> **Text excerpt**
↓↓↓

Wouldn’t it be great if I got to pick all the songs and we only sang the ones I liked most?
Things would be so much better then, right?!
And it was great! And it was fun! And then the phone calls started coming in on Saturday night: “Oh wait, sorry, I can’t make it anymore, something came up”. And then the grumbling started about what songs we were playing. And then people were refusing to play if someone else they didn’t like was going to be on the platform. I was so frustrated! The nerve of these people! Life would be so much easier if they would just check their schedule, if they would just learn their parts before practice! If they would just stop complaining!
I’m comforted (and also saddened) by the fact that I’m not the only brat around. Apparently there have been enough of us that Jesus felt the need to bring it up. He tells a story (in Matthew 18) about a man who owed a king a huge debt. Like, the largest debt you can easily describe – lets say a billion trillion dollars. And then, the king forgives his debt. Completely. So what does that man do? He goes out and finds someone who owes him a couple hundred bucks and demands he get paid back what he’s owed! The king finds out what’s going on and is NOT happy. Would you be?

↑↑↑

> **Directions for this task**
Carry on the post about the singing group and the debt story from Matthew 18, starting right after its final sentence.

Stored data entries
↓↓↓

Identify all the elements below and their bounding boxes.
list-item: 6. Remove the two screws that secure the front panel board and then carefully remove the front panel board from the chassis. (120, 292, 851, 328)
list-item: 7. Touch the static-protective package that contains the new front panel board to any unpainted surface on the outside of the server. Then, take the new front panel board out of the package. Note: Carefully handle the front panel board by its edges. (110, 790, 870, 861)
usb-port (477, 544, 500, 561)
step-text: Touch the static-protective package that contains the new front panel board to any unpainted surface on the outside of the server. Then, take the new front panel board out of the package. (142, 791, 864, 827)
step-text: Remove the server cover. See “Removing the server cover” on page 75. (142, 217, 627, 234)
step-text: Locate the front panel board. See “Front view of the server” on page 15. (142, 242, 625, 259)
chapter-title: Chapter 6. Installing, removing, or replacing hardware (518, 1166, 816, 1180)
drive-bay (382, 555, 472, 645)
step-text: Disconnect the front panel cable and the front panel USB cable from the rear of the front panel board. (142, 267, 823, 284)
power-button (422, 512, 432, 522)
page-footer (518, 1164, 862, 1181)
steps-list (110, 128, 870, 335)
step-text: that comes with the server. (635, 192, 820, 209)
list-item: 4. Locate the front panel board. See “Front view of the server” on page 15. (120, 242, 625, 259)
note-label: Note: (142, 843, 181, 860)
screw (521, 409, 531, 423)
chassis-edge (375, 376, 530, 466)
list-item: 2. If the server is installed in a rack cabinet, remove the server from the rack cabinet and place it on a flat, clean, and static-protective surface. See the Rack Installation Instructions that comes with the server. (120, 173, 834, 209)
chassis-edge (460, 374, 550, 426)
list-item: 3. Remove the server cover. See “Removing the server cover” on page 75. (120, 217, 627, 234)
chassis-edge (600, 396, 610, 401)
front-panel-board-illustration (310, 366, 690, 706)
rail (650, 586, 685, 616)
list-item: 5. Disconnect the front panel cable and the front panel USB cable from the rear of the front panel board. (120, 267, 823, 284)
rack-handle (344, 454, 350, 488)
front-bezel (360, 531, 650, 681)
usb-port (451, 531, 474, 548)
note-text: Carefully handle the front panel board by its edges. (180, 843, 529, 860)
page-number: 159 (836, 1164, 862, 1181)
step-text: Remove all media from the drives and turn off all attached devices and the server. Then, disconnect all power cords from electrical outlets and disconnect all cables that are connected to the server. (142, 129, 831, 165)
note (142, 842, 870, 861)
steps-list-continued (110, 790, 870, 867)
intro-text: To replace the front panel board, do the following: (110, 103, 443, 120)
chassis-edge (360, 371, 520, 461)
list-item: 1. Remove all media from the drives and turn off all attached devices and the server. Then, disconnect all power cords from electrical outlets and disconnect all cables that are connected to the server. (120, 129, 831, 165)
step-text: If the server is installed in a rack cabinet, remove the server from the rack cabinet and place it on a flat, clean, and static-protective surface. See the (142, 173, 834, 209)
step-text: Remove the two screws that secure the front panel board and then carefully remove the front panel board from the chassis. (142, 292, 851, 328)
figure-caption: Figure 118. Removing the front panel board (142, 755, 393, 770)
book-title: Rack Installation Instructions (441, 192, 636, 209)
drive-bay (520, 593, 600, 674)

↑↑↑

> **Expected answer**
“with my lightning bolts a glowing
I can see where I am going”
Three years ago I was busy waiting tables when I got a text message on my phone. It was short. I think it just said, ‘It’s happening!’. I’d been waiting for this text for weeks. I finished out my shift – which dragged on for hours, jumped into the car, and headed straight to Chicago – stopping only long enough to buy a nice bottle of bourbon as a gift. I finally got to the hospital and Ashlee was already there, having gone on ahead of me. She met me at the sliding glass doors with tears in her eyes and guided me through a maze of hallways and elevators until we came to a small room, no different from any other room in the hospital. We tapped quietly on the door, tip-toed in, and there he was. A tiny boy wrapped tightly in a white blanket, and wearing a light blue ski cap. He was so small.
My brother-in-law looked up. “Hey Uncle Travis.”
And then there were tears in my eyes too.
And I knew in that moment, I would do anything for my nephew. It didn’t matter who he would turn out to be…what he would be like, how difficult he might become later in life, what president he would vote for, what job he would have, what mistakes he would make…I knew that I loved him…not because he did anything he did, but just because he Was. Because he Is. And there was nothing he could say or do to stop me from feeling that way. I would have given my life for him in that moment. I still would.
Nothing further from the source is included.